## SUPPLIED PASSAGE

#####

1.12 Patents, Trademarks and
Authorizations. The Borrower owns or possesses all patents,
trademarks, service marks, tradenames, copyrights, licenses, authorizations and
all rights with respect to the foregoing, necessary to the conduct of its
business as now being conducted without any material conflict with the rights of
others.
1.13 Contracts and
Agreements. The Borrower is not a party to any contract or
agreement that materially adversely affects its business, property, assets or
condition (financial or other) and the Borrower is in compliance in all material
respects with all contracts and agreements to which it is a party.
2.0 Borrowing Base
Formula:
2.1 Advances
under the Note shall be limited to 70% of eligible valid and true accounts
receivable of Borrower due for less than 90 days from the date of the
invoice.
2.2 Ineligible
receivables shall include but not be limited to (i) foreign accounts receivables
and (ii) amounts due from affiliates and subsidiaries, or (iii) receivables
which are offset by a liability or debt or payable owed by the Borrower to the
same account vendor or company, and (iv) government based or affiliated accounts
receivables.
2.3 The
Borrower must provide a monthly borrowing base certificate in form and content
acceptable to the Bank which must be certified to be true, accurate and correct
by officers of the Borrower.

#####

## SUPPLIED MATERIAL
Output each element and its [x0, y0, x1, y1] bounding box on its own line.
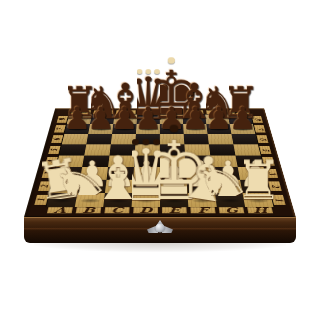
square-e5[interactable] — [160, 144, 185, 155]
piece-shadow — [139, 118, 157, 121]
board-surface: ABCDEFGH ABCDEFGH 87654321 87654321 — [24, 108, 296, 217]
piece-shadow — [208, 118, 226, 121]
piece-shadow — [68, 128, 87, 131]
coordinate-label-D: D — [133, 207, 158, 213]
coordinate-label-3: 3 — [265, 169, 278, 178]
piece-shadow — [185, 118, 203, 121]
piece-shadow — [191, 199, 213, 203]
square-a4[interactable] — [56, 156, 84, 168]
square-c5[interactable] — [109, 144, 135, 155]
chess-board: ABCDEFGH ABCDEFGH 87654321 87654321 ♜♞♝♛… — [24, 108, 296, 217]
square-d3[interactable] — [133, 167, 160, 179]
piece-shadow — [247, 199, 269, 203]
square-g3[interactable] — [212, 167, 240, 179]
coordinate-label-E: E — [162, 207, 187, 213]
piece-shadow — [163, 185, 184, 189]
piece-shadow — [109, 185, 130, 189]
square-d6[interactable] — [135, 134, 160, 145]
piece-shadow — [54, 185, 75, 189]
piece-shadow — [210, 128, 228, 131]
square-g4[interactable] — [210, 156, 237, 168]
square-e6[interactable] — [160, 134, 185, 145]
piece-shadow — [93, 118, 111, 121]
square-f3[interactable] — [186, 167, 213, 179]
piece-shadow — [139, 128, 157, 131]
file-labels-front: ABCDEFGH — [45, 207, 275, 214]
square-c3[interactable] — [107, 167, 134, 179]
coordinate-label-6: 6 — [257, 135, 269, 143]
square-g6[interactable] — [208, 134, 234, 145]
square-e3[interactable] — [160, 167, 187, 179]
piece-shadow — [217, 185, 238, 189]
metal-clasp — [147, 220, 173, 237]
square-a6[interactable] — [62, 134, 88, 145]
coordinate-label-2: 2 — [268, 181, 282, 191]
square-c6[interactable] — [111, 134, 136, 145]
piece-shadow — [244, 185, 265, 189]
coordinate-label-H: H — [247, 207, 273, 213]
square-a5[interactable] — [59, 144, 86, 155]
piece-shadow — [163, 128, 181, 131]
piece-shadow — [51, 199, 73, 203]
piece-shadow — [163, 118, 181, 121]
square-h6[interactable] — [231, 134, 257, 145]
piece-shadow — [163, 199, 184, 203]
piece-shadow — [233, 128, 252, 131]
square-a3[interactable] — [53, 167, 82, 179]
square-h5[interactable] — [233, 144, 260, 155]
coordinate-label-A: A — [47, 207, 73, 213]
square-h4[interactable] — [235, 156, 263, 168]
piece-shadow — [231, 118, 249, 121]
square-b4[interactable] — [82, 156, 109, 168]
square-c4[interactable] — [108, 156, 135, 168]
square-h3[interactable] — [238, 167, 267, 179]
piece-shadow — [190, 185, 211, 189]
piece-shadow — [116, 118, 134, 121]
square-b6[interactable] — [86, 134, 112, 145]
square-d4[interactable] — [134, 156, 160, 168]
piece-shadow — [107, 199, 129, 203]
piece-shadow — [79, 199, 101, 203]
piece-shadow — [136, 185, 157, 189]
box-front-panel — [24, 217, 296, 243]
coordinate-label-C: C — [104, 207, 129, 213]
piece-shadow — [70, 118, 88, 121]
coordinate-label-F: F — [190, 207, 215, 213]
piece-shadow — [92, 128, 110, 131]
scene: ABCDEFGH ABCDEFGH 87654321 87654321 ♜♞♝♛… — [0, 0, 320, 320]
coordinate-label-1: 1 — [271, 195, 285, 205]
product-photo: ABCDEFGH ABCDEFGH 87654321 87654321 ♜♞♝♛… — [0, 0, 320, 320]
piece-shadow — [219, 199, 241, 203]
square-f4[interactable] — [185, 156, 212, 168]
light-finial — [168, 57, 175, 64]
coordinate-label-5: 5 — [259, 146, 271, 154]
square-e4[interactable] — [160, 156, 186, 168]
piece-shadow — [135, 199, 156, 203]
piece-shadow — [115, 128, 133, 131]
coordinate-label-8: 8 — [252, 116, 263, 123]
square-b3[interactable] — [80, 167, 108, 179]
square-f5[interactable] — [184, 144, 210, 155]
coordinate-label-B: B — [76, 207, 102, 213]
coordinate-label-G: G — [219, 207, 245, 213]
piece-shadow — [186, 128, 204, 131]
square-d5[interactable] — [135, 144, 160, 155]
coordinate-label-4: 4 — [262, 157, 275, 165]
square-g5[interactable] — [209, 144, 236, 155]
clasp-knob — [156, 224, 165, 233]
piece-shadow — [81, 185, 102, 189]
coordinate-label-7: 7 — [254, 125, 266, 132]
square-f6[interactable] — [184, 134, 209, 145]
square-b5[interactable] — [84, 144, 111, 155]
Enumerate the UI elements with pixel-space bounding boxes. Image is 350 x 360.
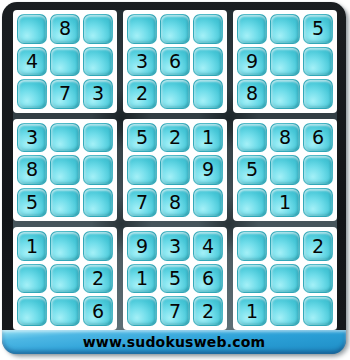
sudoku-cell-r6c8[interactable]: 1 [270,188,300,218]
sudoku-cell-r3c2[interactable]: 7 [50,79,80,109]
sudoku-cell-r1c6[interactable] [193,14,223,44]
given-digit: 8 [169,193,181,212]
sudoku-cell-r8c7[interactable] [237,264,267,294]
given-digit: 1 [136,269,148,288]
sudoku-cell-r6c1[interactable]: 5 [17,188,47,218]
sudoku-cell-r7c9[interactable]: 2 [303,231,333,261]
given-digit: 3 [92,84,104,103]
sudoku-cell-r5c4[interactable] [127,155,157,185]
sudoku-cell-r8c3[interactable]: 2 [83,264,113,294]
sudoku-cell-r8c1[interactable] [17,264,47,294]
sudoku-cell-r2c2[interactable] [50,47,80,77]
sudoku-cell-r4c2[interactable] [50,123,80,153]
sudoku-cell-r4c4[interactable]: 5 [127,123,157,153]
sudoku-cell-r2c9[interactable] [303,47,333,77]
sudoku-cell-r6c2[interactable] [50,188,80,218]
sudoku-cell-r6c9[interactable] [303,188,333,218]
sudoku-cell-r1c7[interactable] [237,14,267,44]
sudoku-cell-r7c4[interactable]: 9 [127,231,157,261]
sudoku-cell-r8c2[interactable] [50,264,80,294]
sudoku-box: 362 [123,10,227,113]
sudoku-cell-r3c6[interactable] [193,79,223,109]
sudoku-cell-r9c3[interactable]: 6 [83,296,113,326]
given-digit: 3 [136,52,148,71]
sudoku-cell-r1c3[interactable] [83,14,113,44]
sudoku-cell-r9c2[interactable] [50,296,80,326]
sudoku-cell-r8c8[interactable] [270,264,300,294]
given-digit: 4 [26,52,38,71]
sudoku-cell-r1c2[interactable]: 8 [50,14,80,44]
given-digit: 2 [136,84,148,103]
given-digit: 8 [59,19,71,38]
sudoku-cell-r3c4[interactable]: 2 [127,79,157,109]
given-digit: 6 [312,128,324,147]
sudoku-cell-r5c3[interactable] [83,155,113,185]
sudoku-cell-r9c7[interactable]: 1 [237,296,267,326]
given-digit: 5 [312,19,324,38]
sudoku-cell-r3c9[interactable] [303,79,333,109]
given-digit: 9 [202,160,214,179]
sudoku-box: 126 [13,227,117,330]
sudoku-cell-r8c4[interactable]: 1 [127,264,157,294]
sudoku-cell-r4c5[interactable]: 2 [160,123,190,153]
sudoku-cell-r7c6[interactable]: 4 [193,231,223,261]
sudoku-cell-r3c5[interactable] [160,79,190,109]
sudoku-cell-r3c7[interactable]: 8 [237,79,267,109]
given-digit: 1 [202,128,214,147]
given-digit: 5 [136,128,148,147]
sudoku-cell-r7c7[interactable] [237,231,267,261]
sudoku-cell-r3c1[interactable] [17,79,47,109]
sudoku-box: 521978 [123,119,227,222]
given-digit: 7 [169,302,181,321]
given-digit: 2 [169,128,181,147]
given-digit: 6 [92,302,104,321]
sudoku-cell-r2c1[interactable]: 4 [17,47,47,77]
sudoku-cell-r9c5[interactable]: 7 [160,296,190,326]
given-digit: 8 [279,128,291,147]
given-digit: 2 [202,302,214,321]
sudoku-cell-r4c7[interactable] [237,123,267,153]
given-digit: 1 [279,193,291,212]
given-digit: 6 [169,52,181,71]
sudoku-cell-r6c4[interactable]: 7 [127,188,157,218]
given-digit: 5 [26,193,38,212]
sudoku-box: 385 [13,119,117,222]
sudoku-cell-r7c3[interactable] [83,231,113,261]
site-url-label: www.sudokusweb.com [83,334,266,350]
sudoku-cell-r9c4[interactable] [127,296,157,326]
sudoku-cell-r5c2[interactable] [50,155,80,185]
given-digit: 7 [136,193,148,212]
sudoku-cell-r1c9[interactable]: 5 [303,14,333,44]
sudoku-cell-r2c7[interactable]: 9 [237,47,267,77]
sudoku-cell-r2c4[interactable]: 3 [127,47,157,77]
sudoku-cell-r7c2[interactable] [50,231,80,261]
sudoku-cell-r5c6[interactable]: 9 [193,155,223,185]
given-digit: 4 [202,237,214,256]
sudoku-cell-r1c5[interactable] [160,14,190,44]
sudoku-cell-r8c9[interactable] [303,264,333,294]
sudoku-cell-r9c9[interactable] [303,296,333,326]
sudoku-cell-r4c3[interactable] [83,123,113,153]
given-digit: 5 [169,269,181,288]
sudoku-cell-r3c8[interactable] [270,79,300,109]
sudoku-cell-r4c6[interactable]: 1 [193,123,223,153]
given-digit: 7 [59,84,71,103]
sudoku-cell-r5c5[interactable] [160,155,190,185]
sudoku-cell-r6c6[interactable] [193,188,223,218]
sudoku-cell-r2c8[interactable] [270,47,300,77]
given-digit: 2 [92,269,104,288]
given-digit: 8 [246,84,258,103]
sudoku-cell-r4c1[interactable]: 3 [17,123,47,153]
sudoku-cell-r9c6[interactable]: 2 [193,296,223,326]
sudoku-board-frame: 847336259838552197886511269341567221 www… [2,2,346,354]
given-digit: 9 [136,237,148,256]
sudoku-cell-r6c5[interactable]: 8 [160,188,190,218]
sudoku-cell-r3c3[interactable]: 3 [83,79,113,109]
sudoku-box: 93415672 [123,227,227,330]
sudoku-box: 8651 [233,119,337,222]
sudoku-cell-r6c3[interactable] [83,188,113,218]
sudoku-cell-r7c1[interactable]: 1 [17,231,47,261]
given-digit: 3 [26,128,38,147]
sudoku-cell-r5c1[interactable]: 8 [17,155,47,185]
given-digit: 5 [246,160,258,179]
sudoku-box: 8473 [13,10,117,113]
sudoku-cell-r4c8[interactable]: 8 [270,123,300,153]
given-digit: 6 [202,269,214,288]
sudoku-cell-r7c8[interactable] [270,231,300,261]
sudoku-cell-r4c9[interactable]: 6 [303,123,333,153]
sudoku-cell-r2c3[interactable] [83,47,113,77]
sudoku-cell-r6c7[interactable] [237,188,267,218]
sudoku-cell-r1c4[interactable] [127,14,157,44]
sudoku-cell-r2c5[interactable]: 6 [160,47,190,77]
sudoku-cell-r9c8[interactable] [270,296,300,326]
footer-bar: www.sudokusweb.com [2,330,346,354]
sudoku-cell-r8c6[interactable]: 6 [193,264,223,294]
sudoku-cell-r7c5[interactable]: 3 [160,231,190,261]
sudoku-cell-r8c5[interactable]: 5 [160,264,190,294]
sudoku-cell-r5c7[interactable]: 5 [237,155,267,185]
given-digit: 1 [246,302,258,321]
sudoku-cell-r2c6[interactable] [193,47,223,77]
sudoku-cell-r5c9[interactable] [303,155,333,185]
given-digit: 2 [312,237,324,256]
sudoku-box: 21 [233,227,337,330]
given-digit: 3 [169,237,181,256]
sudoku-cell-r1c1[interactable] [17,14,47,44]
given-digit: 1 [26,237,38,256]
sudoku-cell-r9c1[interactable] [17,296,47,326]
given-digit: 9 [246,52,258,71]
sudoku-cell-r1c8[interactable] [270,14,300,44]
sudoku-board: 847336259838552197886511269341567221 [13,10,337,330]
given-digit: 8 [26,160,38,179]
page: 847336259838552197886511269341567221 www… [0,0,350,360]
sudoku-box: 598 [233,10,337,113]
sudoku-cell-r5c8[interactable] [270,155,300,185]
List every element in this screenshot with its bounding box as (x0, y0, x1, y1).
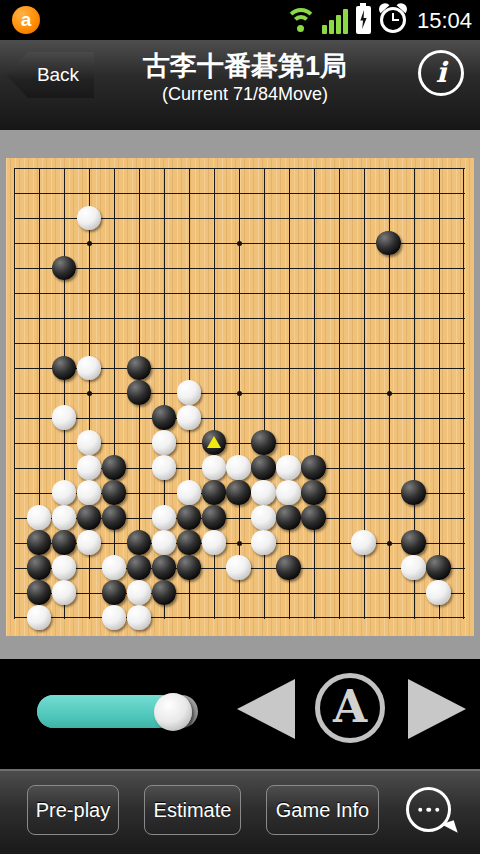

#####

## GIVEN REQUEST
In the loan agreement excerpt, what percentage of eligible accounts receivable limits advances under the Note? The records come from a different source than the loan agreement excerpt.

## FULL RESPONSE
Advances are limited to 70% of eligible valid and true accounts receivable due for less than 90 days from the invoice date.